** begin Stored rows **
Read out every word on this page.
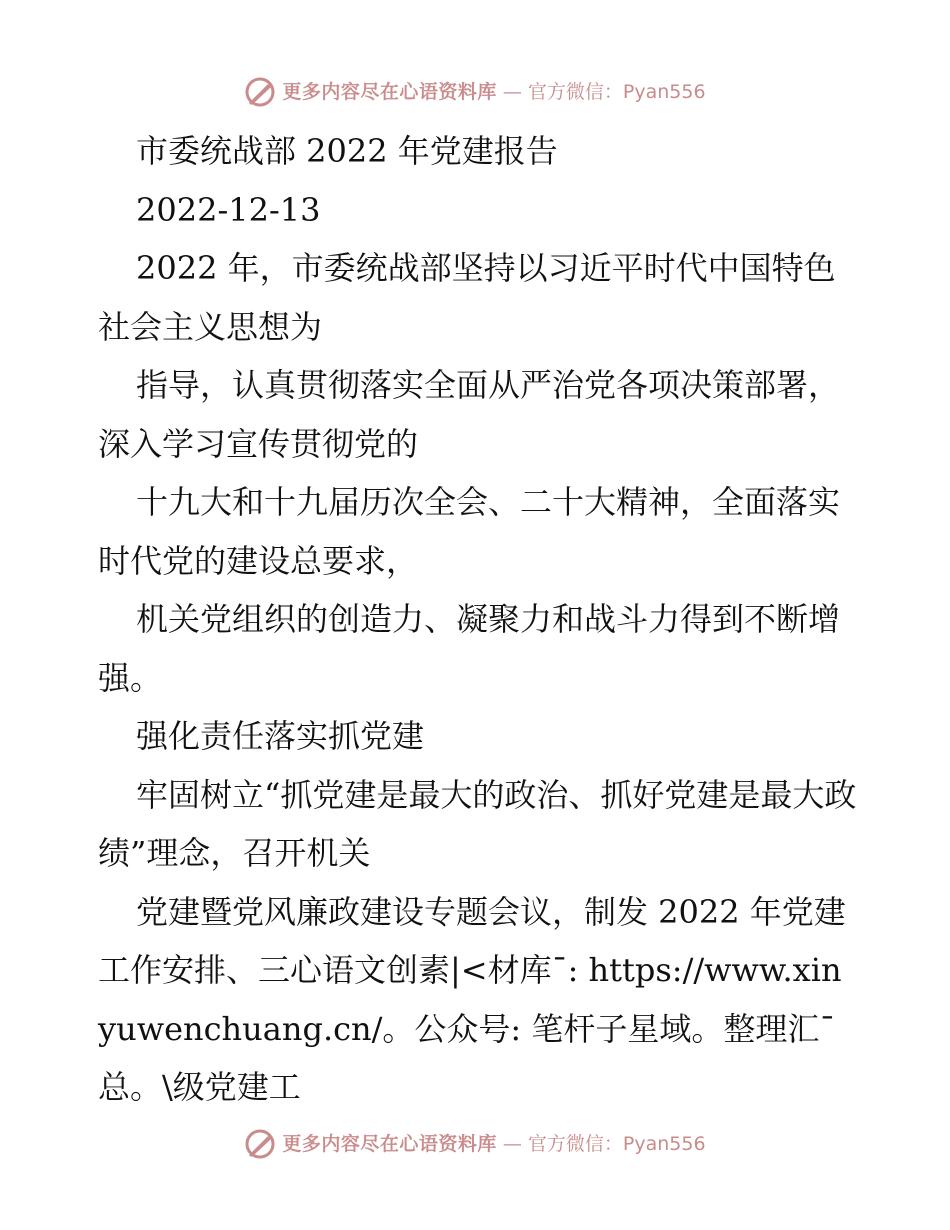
更多内容尽在心语资料库 — 官方微信：Pyan556

市委统战部 2022 年党建报告

2022-12-13

2022 年，市委统战部坚持以习近平时代中国特色社会主义思想为

指导，认真贯彻落实全面从严治党各项决策部署，深入学习宣传贯彻党的

十九大和十九届历次全会、二十大精神，全面落实时代党的建设总要求，

机关党组织的创造力、凝聚力和战斗力得到不断增强。

强化责任落实抓党建

牢固树立“抓党建是最大的政治、抓好党建是最大政绩”理念，召开机关

党建暨党风廉政建设专题会议，制发 2022 年党建工作安排、三心语文创素|<材库¯: https://www.xinyuwenchuang.cn/。公众号: 笔杆子星域。整理汇¯总。\级党建工

更多内容尽在心语资料库 — 官方微信：Pyan556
** end Stored rows **
» What is expected
Print the complete listing exactly as it stands, without its pictures.

» Reply
Read out every word on this page.
更多内容尽在心语资料库 — 官方微信：Pyan556

市委统战部 2022 年党建报告

2022-12-13

2022 年，市委统战部坚持以习近平时代中国特色社会主义思想为

指导，认真贯彻落实全面从严治党各项决策部署，深入学习宣传贯彻党的

十九大和十九届历次全会、二十大精神，全面落实时代党的建设总要求，

机关党组织的创造力、凝聚力和战斗力得到不断增强。

强化责任落实抓党建

牢固树立“抓党建是最大的政治、抓好党建是最大政绩”理念，召开机关

党建暨党风廉政建设专题会议，制发 2022 年党建工作安排、三心语文创素|<材库¯: https://www.xinyuwenchuang.cn/。公众号: 笔杆子星域。整理汇¯总。\级党建工

更多内容尽在心语资料库 — 官方微信：Pyan556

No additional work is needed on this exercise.